● What is being asked:
Give the number of lines containing the word "June" and nothing more.

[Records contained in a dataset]
* * * * * * *

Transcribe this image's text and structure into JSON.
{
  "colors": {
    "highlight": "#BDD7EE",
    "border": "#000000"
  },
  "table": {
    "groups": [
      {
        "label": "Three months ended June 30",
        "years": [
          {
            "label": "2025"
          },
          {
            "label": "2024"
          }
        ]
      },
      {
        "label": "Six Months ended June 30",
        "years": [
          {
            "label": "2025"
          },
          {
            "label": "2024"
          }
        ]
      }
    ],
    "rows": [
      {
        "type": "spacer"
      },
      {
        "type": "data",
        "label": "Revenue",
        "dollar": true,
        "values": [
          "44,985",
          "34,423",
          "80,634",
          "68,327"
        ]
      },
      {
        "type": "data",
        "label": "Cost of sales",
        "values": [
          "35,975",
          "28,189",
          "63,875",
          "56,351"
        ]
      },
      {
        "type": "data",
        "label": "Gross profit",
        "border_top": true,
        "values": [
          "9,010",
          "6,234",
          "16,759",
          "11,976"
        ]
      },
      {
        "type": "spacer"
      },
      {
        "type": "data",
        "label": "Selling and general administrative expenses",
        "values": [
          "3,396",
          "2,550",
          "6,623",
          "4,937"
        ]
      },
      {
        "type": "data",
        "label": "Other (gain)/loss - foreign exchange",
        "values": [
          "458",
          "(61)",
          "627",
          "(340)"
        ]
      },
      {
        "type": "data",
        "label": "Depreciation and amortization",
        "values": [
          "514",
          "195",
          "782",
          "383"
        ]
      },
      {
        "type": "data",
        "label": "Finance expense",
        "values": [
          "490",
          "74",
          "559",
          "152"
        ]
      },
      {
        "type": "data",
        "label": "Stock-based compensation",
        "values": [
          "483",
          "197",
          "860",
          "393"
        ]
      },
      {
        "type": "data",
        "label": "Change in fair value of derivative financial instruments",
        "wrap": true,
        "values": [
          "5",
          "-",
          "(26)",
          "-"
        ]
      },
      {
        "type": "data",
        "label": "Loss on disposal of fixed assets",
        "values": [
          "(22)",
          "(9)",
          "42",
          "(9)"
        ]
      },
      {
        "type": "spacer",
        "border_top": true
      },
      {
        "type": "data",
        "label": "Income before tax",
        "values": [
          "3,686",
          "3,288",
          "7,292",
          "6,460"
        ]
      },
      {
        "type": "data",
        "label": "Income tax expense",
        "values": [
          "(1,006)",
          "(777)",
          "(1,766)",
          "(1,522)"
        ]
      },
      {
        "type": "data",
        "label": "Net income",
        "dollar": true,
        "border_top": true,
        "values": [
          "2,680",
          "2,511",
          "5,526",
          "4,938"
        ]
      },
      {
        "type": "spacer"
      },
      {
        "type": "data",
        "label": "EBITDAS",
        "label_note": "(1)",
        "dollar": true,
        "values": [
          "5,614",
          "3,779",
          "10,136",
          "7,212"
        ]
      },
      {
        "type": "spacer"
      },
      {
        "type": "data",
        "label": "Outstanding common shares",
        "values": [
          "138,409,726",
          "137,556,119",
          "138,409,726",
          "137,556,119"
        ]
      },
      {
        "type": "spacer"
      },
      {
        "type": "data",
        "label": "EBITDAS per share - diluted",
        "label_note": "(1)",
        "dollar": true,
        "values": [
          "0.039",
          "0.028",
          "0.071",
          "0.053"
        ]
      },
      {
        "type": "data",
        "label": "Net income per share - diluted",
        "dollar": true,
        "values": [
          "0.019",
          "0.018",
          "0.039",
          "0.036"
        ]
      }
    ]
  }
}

* * * * * * *

● Correct output:
2